(Stored records)
******************************

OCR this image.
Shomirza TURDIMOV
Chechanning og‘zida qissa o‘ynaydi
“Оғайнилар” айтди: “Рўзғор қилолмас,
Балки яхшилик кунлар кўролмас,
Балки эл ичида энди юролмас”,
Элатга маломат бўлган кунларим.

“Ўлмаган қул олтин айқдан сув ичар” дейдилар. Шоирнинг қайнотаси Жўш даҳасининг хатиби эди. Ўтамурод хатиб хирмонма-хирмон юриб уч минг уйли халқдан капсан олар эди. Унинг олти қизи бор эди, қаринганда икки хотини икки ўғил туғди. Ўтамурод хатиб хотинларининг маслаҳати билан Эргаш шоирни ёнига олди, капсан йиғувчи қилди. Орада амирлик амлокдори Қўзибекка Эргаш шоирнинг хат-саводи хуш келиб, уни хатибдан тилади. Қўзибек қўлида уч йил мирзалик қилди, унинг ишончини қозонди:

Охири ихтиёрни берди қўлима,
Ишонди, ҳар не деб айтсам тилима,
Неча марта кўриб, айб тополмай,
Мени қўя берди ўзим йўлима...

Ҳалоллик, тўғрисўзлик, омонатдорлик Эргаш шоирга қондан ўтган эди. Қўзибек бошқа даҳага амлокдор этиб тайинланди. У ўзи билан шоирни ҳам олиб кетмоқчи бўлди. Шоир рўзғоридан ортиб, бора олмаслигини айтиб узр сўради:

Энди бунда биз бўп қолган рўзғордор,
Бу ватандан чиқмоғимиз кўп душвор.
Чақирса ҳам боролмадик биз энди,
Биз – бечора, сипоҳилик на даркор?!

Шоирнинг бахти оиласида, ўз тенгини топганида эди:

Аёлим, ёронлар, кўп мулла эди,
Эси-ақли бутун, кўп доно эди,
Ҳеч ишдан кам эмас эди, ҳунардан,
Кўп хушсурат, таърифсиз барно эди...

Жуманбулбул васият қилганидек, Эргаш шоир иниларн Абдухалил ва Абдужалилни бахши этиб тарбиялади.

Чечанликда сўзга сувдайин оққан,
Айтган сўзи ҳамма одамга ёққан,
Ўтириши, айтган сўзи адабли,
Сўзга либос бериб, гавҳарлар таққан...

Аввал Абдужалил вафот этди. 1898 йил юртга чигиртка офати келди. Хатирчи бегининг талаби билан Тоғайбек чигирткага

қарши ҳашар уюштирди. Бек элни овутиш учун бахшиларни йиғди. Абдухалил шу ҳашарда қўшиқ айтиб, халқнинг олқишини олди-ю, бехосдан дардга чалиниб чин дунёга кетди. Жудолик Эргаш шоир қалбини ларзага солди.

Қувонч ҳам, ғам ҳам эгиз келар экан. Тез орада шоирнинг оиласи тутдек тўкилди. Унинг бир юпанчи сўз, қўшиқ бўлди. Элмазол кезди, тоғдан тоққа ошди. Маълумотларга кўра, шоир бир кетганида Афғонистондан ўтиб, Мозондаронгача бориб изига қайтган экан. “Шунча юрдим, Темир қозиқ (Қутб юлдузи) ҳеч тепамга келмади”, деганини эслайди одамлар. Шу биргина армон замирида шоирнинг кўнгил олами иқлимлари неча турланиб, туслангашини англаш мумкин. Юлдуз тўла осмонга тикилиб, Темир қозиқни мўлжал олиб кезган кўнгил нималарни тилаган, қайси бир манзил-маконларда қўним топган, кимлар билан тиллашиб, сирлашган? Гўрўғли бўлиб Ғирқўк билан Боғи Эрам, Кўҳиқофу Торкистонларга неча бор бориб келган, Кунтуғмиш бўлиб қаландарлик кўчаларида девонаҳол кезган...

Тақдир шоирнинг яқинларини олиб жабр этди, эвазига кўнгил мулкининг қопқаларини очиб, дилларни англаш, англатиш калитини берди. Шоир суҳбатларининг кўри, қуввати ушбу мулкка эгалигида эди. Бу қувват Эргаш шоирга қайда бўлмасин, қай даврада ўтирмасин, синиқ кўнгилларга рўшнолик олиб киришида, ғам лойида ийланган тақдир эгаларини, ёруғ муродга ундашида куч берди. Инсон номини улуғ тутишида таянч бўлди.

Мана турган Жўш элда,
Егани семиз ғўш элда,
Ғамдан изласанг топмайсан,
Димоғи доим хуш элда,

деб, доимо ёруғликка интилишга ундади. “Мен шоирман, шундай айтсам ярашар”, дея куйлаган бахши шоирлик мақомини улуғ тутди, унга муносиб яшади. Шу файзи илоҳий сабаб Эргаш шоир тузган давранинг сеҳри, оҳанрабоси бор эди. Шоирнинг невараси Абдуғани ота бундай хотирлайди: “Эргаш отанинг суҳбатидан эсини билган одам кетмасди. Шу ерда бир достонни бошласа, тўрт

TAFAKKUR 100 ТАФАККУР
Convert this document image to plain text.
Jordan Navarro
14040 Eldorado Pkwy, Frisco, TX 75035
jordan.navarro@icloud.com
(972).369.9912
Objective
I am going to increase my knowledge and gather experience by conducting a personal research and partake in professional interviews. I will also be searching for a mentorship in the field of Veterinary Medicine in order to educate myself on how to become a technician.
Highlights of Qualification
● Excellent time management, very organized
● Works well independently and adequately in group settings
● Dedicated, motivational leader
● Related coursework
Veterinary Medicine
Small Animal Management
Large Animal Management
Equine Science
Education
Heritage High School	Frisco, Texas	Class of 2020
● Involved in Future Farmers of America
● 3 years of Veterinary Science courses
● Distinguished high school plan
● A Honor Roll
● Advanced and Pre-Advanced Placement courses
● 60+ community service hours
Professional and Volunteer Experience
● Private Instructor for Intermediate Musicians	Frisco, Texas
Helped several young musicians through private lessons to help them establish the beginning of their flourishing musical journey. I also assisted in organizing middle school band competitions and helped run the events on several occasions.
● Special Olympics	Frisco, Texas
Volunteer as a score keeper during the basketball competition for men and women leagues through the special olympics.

******************************

## GIVEN REQUEST
The records above should be repeated in full, exactly as given.

## FINAL ANSWER
OCR this image.
Shomirza TURDIMOV
Chechanning og‘zida qissa o‘ynaydi
“Оғайнилар” айтди: “Рўзғор қилолмас,
Балки яхшилик кунлар кўролмас,
Балки эл ичида энди юролмас”,
Элатга маломат бўлган кунларим.

“Ўлмаган қул олтин айқдан сув ичар” дейдилар. Шоирнинг қайнотаси Жўш даҳасининг хатиби эди. Ўтамурод хатиб хирмонма-хирмон юриб уч минг уйли халқдан капсан олар эди. Унинг олти қизи бор эди, қаринганда икки хотини икки ўғил туғди. Ўтамурод хатиб хотинларининг маслаҳати билан Эргаш шоирни ёнига олди, капсан йиғувчи қилди. Орада амирлик амлокдори Қўзибекка Эргаш шоирнинг хат-саводи хуш келиб, уни хатибдан тилади. Қўзибек қўлида уч йил мирзалик қилди, унинг ишончини қозонди:

Охири ихтиёрни берди қўлима,
Ишонди, ҳар не деб айтсам тилима,
Неча марта кўриб, айб тополмай,
Мени қўя берди ўзим йўлима...

Ҳалоллик, тўғрисўзлик, омонатдорлик Эргаш шоирга қондан ўтган эди. Қўзибек бошқа даҳага амлокдор этиб тайинланди. У ўзи билан шоирни ҳам олиб кетмоқчи бўлди. Шоир рўзғоридан ортиб, бора олмаслигини айтиб узр сўради:

Энди бунда биз бўп қолган рўзғордор,
Бу ватандан чиқмоғимиз кўп душвор.
Чақирса ҳам боролмадик биз энди,
Биз – бечора, сипоҳилик на даркор?!

Шоирнинг бахти оиласида, ўз тенгини топганида эди:

Аёлим, ёронлар, кўп мулла эди,
Эси-ақли бутун, кўп доно эди,
Ҳеч ишдан кам эмас эди, ҳунардан,
Кўп хушсурат, таърифсиз барно эди...

Жуманбулбул васият қилганидек, Эргаш шоир иниларн Абдухалил ва Абдужалилни бахши этиб тарбиялади.

Чечанликда сўзга сувдайин оққан,
Айтган сўзи ҳамма одамга ёққан,
Ўтириши, айтган сўзи адабли,
Сўзга либос бериб, гавҳарлар таққан...

Аввал Абдужалил вафот этди. 1898 йил юртга чигиртка офати келди. Хатирчи бегининг талаби билан Тоғайбек чигирткага

қарши ҳашар уюштирди. Бек элни овутиш учун бахшиларни йиғди. Абдухалил шу ҳашарда қўшиқ айтиб, халқнинг олқишини олди-ю, бехосдан дардга чалиниб чин дунёга кетди. Жудолик Эргаш шоир қалбини ларзага солди.

Қувонч ҳам, ғам ҳам эгиз келар экан. Тез орада шоирнинг оиласи тутдек тўкилди. Унинг бир юпанчи сўз, қўшиқ бўлди. Элмазол кезди, тоғдан тоққа ошди. Маълумотларга кўра, шоир бир кетганида Афғонистондан ўтиб, Мозондаронгача бориб изига қайтган экан. “Шунча юрдим, Темир қозиқ (Қутб юлдузи) ҳеч тепамга келмади”, деганини эслайди одамлар. Шу биргина армон замирида шоирнинг кўнгил олами иқлимлари неча турланиб, туслангашини англаш мумкин. Юлдуз тўла осмонга тикилиб, Темир қозиқни мўлжал олиб кезган кўнгил нималарни тилаган, қайси бир манзил-маконларда қўним топган, кимлар билан тиллашиб, сирлашган? Гўрўғли бўлиб Ғирқўк билан Боғи Эрам, Кўҳиқофу Торкистонларга неча бор бориб келган, Кунтуғмиш бўлиб қаландарлик кўчаларида девонаҳол кезган...

Тақдир шоирнинг яқинларини олиб жабр этди, эвазига кўнгил мулкининг қопқаларини очиб, дилларни англаш, англатиш калитини берди. Шоир суҳбатларининг кўри, қуввати ушбу мулкка эгалигида эди. Бу қувват Эргаш шоирга қайда бўлмасин, қай даврада ўтирмасин, синиқ кўнгилларга рўшнолик олиб киришида, ғам лойида ийланган тақдир эгаларини, ёруғ муродга ундашида куч берди. Инсон номини улуғ тутишида таянч бўлди.

Мана турган Жўш элда,
Егани семиз ғўш элда,
Ғамдан изласанг топмайсан,
Димоғи доим хуш элда,

деб, доимо ёруғликка интилишга ундади. “Мен шоирман, шундай айтсам ярашар”, дея куйлаган бахши шоирлик мақомини улуғ тутди, унга муносиб яшади. Шу файзи илоҳий сабаб Эргаш шоир тузган давранинг сеҳри, оҳанрабоси бор эди. Шоирнинг невараси Абдуғани ота бундай хотирлайди: “Эргаш отанинг суҳбатидан эсини билган одам кетмасди. Шу ерда бир достонни бошласа, тўрт

TAFAKKUR 100 ТАФАККУР
Convert this document image to plain text.
Jordan Navarro
14040 Eldorado Pkwy, Frisco, TX 75035
jordan.navarro@icloud.com
(972).369.9912
Objective
I am going to increase my knowledge and gather experience by conducting a personal research and partake in professional interviews. I will also be searching for a mentorship in the field of Veterinary Medicine in order to educate myself on how to become a technician.
Highlights of Qualification
● Excellent time management, very organized
● Works well independently and adequately in group settings
● Dedicated, motivational leader
● Related coursework
Veterinary Medicine
Small Animal Management
Large Animal Management
Equine Science
Education
Heritage High School	Frisco, Texas	Class of 2020
● Involved in Future Farmers of America
● 3 years of Veterinary Science courses
● Distinguished high school plan
● A Honor Roll
● Advanced and Pre-Advanced Placement courses
● 60+ community service hours
Professional and Volunteer Experience
● Private Instructor for Intermediate Musicians	Frisco, Texas
Helped several young musicians through private lessons to help them establish the beginning of their flourishing musical journey. I also assisted in organizing middle school band competitions and helped run the events on several occasions.
● Special Olympics	Frisco, Texas
Volunteer as a score keeper during the basketball competition for men and women leagues through the special olympics.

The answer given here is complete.